◆ Do this
Reproduce the material word for word; the images stay out.
>> Begin Records supplied
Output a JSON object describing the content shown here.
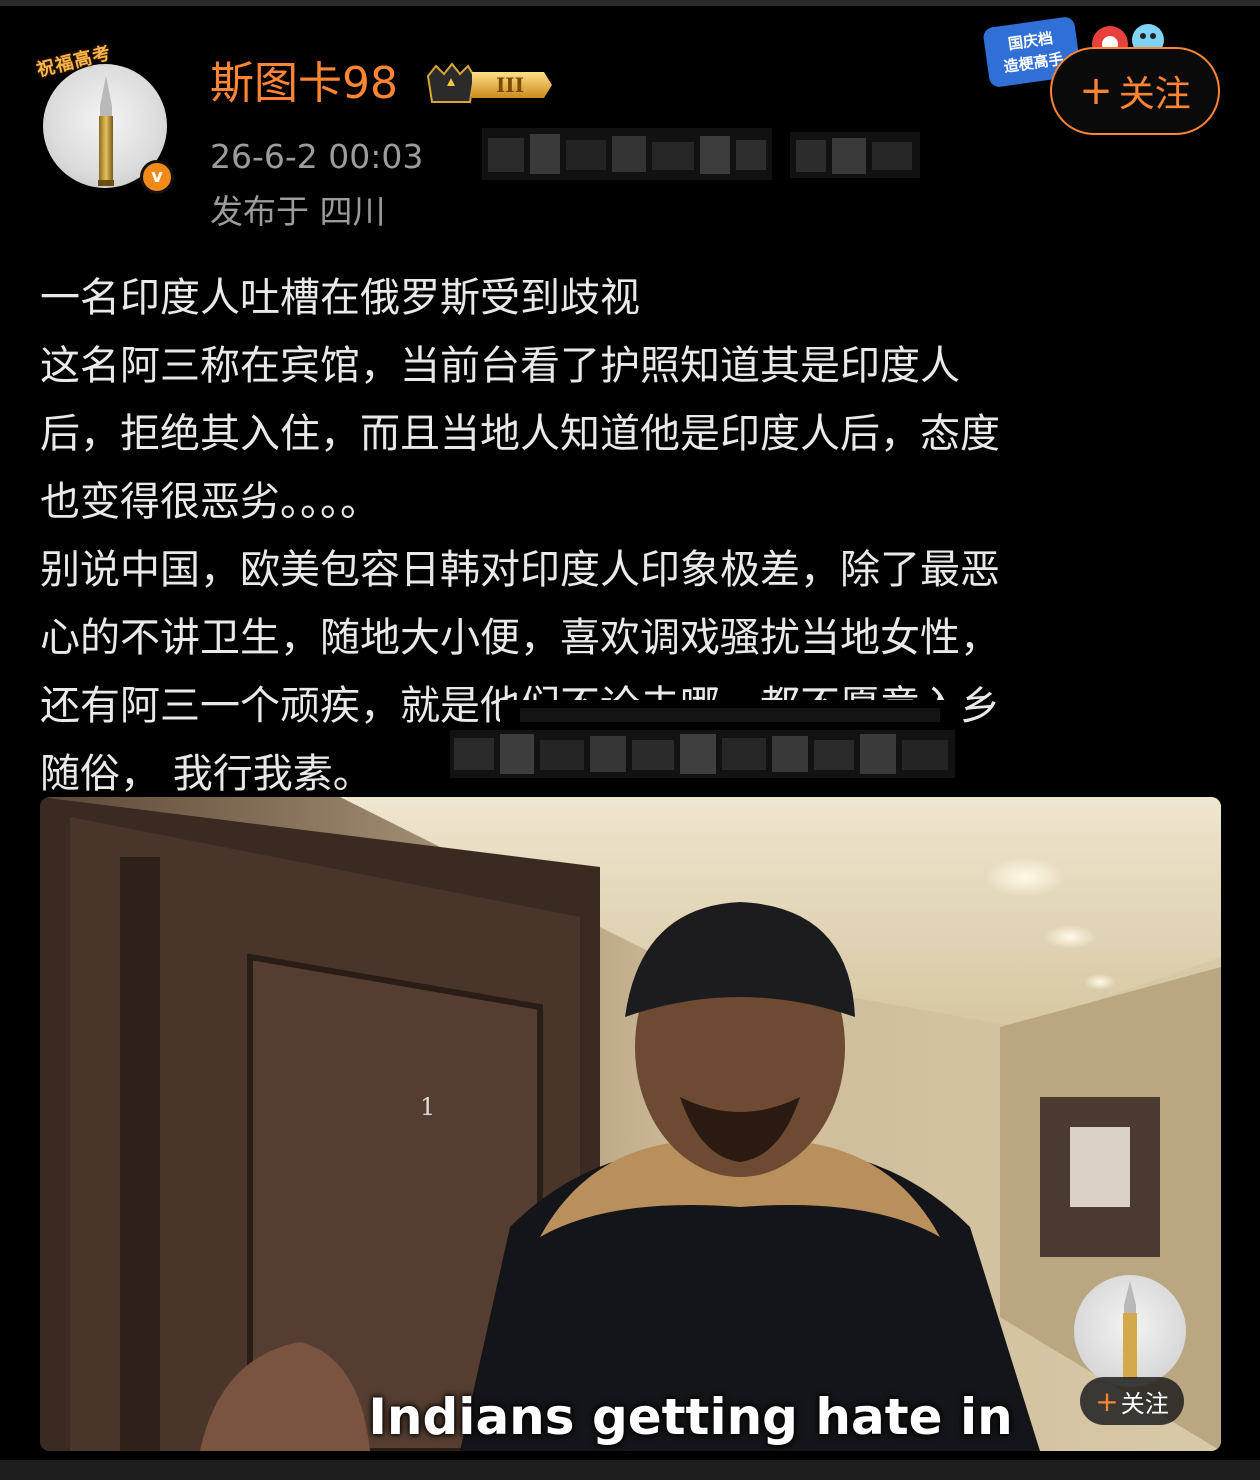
{
  "header": {
    "avatar_frame_text": "祝福高考",
    "verified_mark": "v",
    "username": "斯图卡98",
    "rank_label": "III",
    "timestamp": "26-6-2 00:03",
    "location": "发布于 四川",
    "festival_badge_line1": "国庆档",
    "festival_badge_line2": "造梗高手",
    "follow_plus": "+",
    "follow_label": "关注"
  },
  "post": {
    "lines": [
      "一名印度人吐槽在俄罗斯受到歧视",
      "这名阿三称在宾馆，当前台看了护照知道其是印度人",
      "后，拒绝其入住，而且当地人知道他是印度人后，态度",
      "也变得很恶劣。。。。",
      "别说中国，欧美包容日韩对印度人印象极差，除了最恶",
      "心的不讲卫生，随地大小便，喜欢调戏骚扰当地女性，",
      "还有阿三一个顽疾，就是他们不论去哪，都不愿意入乡",
      "随俗， 我行我素。"
    ]
  },
  "video": {
    "door_number": "1",
    "caption": "Indians getting hate in",
    "follow_plus": "+",
    "follow_label": "关注"
  },
  "colors": {
    "background": "#000000",
    "accent": "#ff8433",
    "text_primary": "#e9e9e9",
    "text_secondary": "#9c9c9c"
  },
  "icons": [
    "verified-icon",
    "crown-rank-icon",
    "plus-icon"
  ]
}
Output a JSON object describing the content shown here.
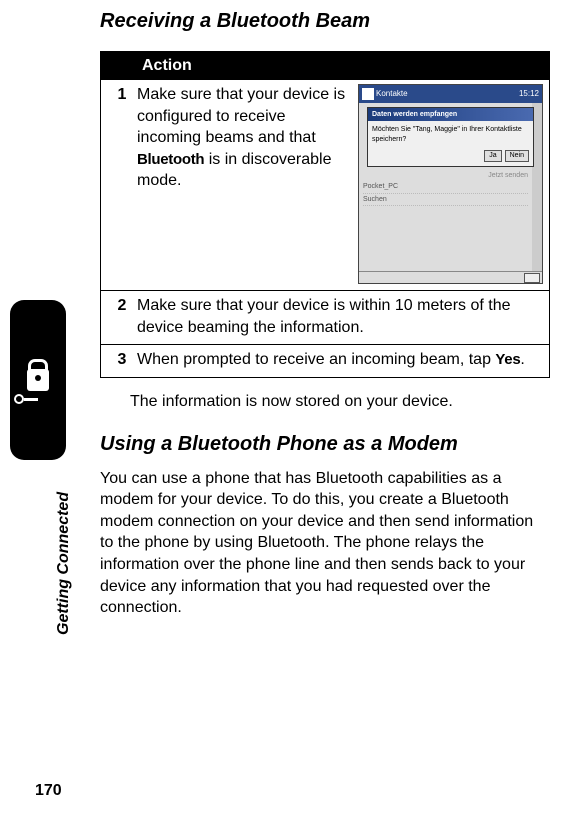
>> End Records supplied
◆ Output of the exercise
Output a JSON object describing the content shown here.
{
  "header": {
    "avatar_frame_text": "祝福高考",
    "verified_mark": "v",
    "username": "斯图卡98",
    "rank_label": "III",
    "timestamp": "26-6-2 00:03",
    "location": "发布于 四川",
    "festival_badge_line1": "国庆档",
    "festival_badge_line2": "造梗高手",
    "follow_plus": "+",
    "follow_label": "关注"
  },
  "post": {
    "lines": [
      "一名印度人吐槽在俄罗斯受到歧视",
      "这名阿三称在宾馆，当前台看了护照知道其是印度人",
      "后，拒绝其入住，而且当地人知道他是印度人后，态度",
      "也变得很恶劣。。。。",
      "别说中国，欧美包容日韩对印度人印象极差，除了最恶",
      "心的不讲卫生，随地大小便，喜欢调戏骚扰当地女性，",
      "还有阿三一个顽疾，就是他们不论去哪，都不愿意入乡",
      "随俗， 我行我素。"
    ]
  },
  "video": {
    "door_number": "1",
    "caption": "Indians getting hate in",
    "follow_plus": "+",
    "follow_label": "关注"
  },
  "colors": {
    "background": "#000000",
    "accent": "#ff8433",
    "text_primary": "#e9e9e9",
    "text_secondary": "#9c9c9c"
  },
  "icons": [
    "verified-icon",
    "crown-rank-icon",
    "plus-icon"
  ]
}
Output a JSON object describing the content shown here.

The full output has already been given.